* _What is needed_
List each line of the data in which the string "text" appears.

══ Entries supplied

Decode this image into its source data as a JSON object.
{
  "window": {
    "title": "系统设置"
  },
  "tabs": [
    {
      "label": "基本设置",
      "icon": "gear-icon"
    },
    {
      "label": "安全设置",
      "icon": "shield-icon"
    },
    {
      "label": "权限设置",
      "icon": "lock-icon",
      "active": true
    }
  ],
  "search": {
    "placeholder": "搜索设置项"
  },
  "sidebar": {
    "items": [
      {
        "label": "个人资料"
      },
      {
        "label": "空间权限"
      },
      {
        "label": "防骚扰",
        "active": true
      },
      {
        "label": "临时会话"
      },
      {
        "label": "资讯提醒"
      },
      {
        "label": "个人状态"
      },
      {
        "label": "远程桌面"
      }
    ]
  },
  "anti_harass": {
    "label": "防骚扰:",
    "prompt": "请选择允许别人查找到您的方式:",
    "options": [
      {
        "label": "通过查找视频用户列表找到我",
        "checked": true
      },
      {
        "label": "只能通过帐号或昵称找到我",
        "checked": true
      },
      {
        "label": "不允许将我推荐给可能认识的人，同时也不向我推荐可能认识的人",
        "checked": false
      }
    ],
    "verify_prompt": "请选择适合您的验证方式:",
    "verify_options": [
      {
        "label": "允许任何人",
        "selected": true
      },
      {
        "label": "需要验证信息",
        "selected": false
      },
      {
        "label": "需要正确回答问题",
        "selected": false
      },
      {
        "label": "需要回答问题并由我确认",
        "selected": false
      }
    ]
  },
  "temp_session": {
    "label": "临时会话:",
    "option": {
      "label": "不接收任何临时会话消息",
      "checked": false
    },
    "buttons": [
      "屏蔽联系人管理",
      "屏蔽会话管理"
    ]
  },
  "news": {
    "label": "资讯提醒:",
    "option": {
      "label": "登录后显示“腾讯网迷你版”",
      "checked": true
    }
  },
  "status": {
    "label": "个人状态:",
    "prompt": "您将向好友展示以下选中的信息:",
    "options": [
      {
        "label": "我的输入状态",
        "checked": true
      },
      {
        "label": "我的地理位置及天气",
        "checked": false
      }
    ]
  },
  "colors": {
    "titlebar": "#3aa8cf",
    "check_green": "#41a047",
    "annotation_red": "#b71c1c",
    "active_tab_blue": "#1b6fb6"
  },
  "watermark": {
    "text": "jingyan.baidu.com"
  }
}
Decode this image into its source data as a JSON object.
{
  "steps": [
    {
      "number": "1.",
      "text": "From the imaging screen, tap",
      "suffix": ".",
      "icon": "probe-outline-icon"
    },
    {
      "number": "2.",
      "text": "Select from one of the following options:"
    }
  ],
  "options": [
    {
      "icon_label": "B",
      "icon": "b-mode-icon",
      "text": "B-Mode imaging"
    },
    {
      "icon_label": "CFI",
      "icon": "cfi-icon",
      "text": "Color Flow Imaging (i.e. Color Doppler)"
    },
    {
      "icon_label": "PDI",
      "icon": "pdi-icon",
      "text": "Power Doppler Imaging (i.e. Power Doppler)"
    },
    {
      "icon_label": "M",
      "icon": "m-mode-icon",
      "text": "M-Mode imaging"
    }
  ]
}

════

* _Reply to the task_
    "text": "jingyan.baidu.com"
      "text": "From the imaging screen, tap",
      "text": "Select from one of the following options:"
      "text": "B-Mode imaging"
      "text": "Color Flow Imaging (i.e. Color Doppler)"
      "text": "Power Doppler Imaging (i.e. Power Doppler)"
      "text": "M-Mode imaging"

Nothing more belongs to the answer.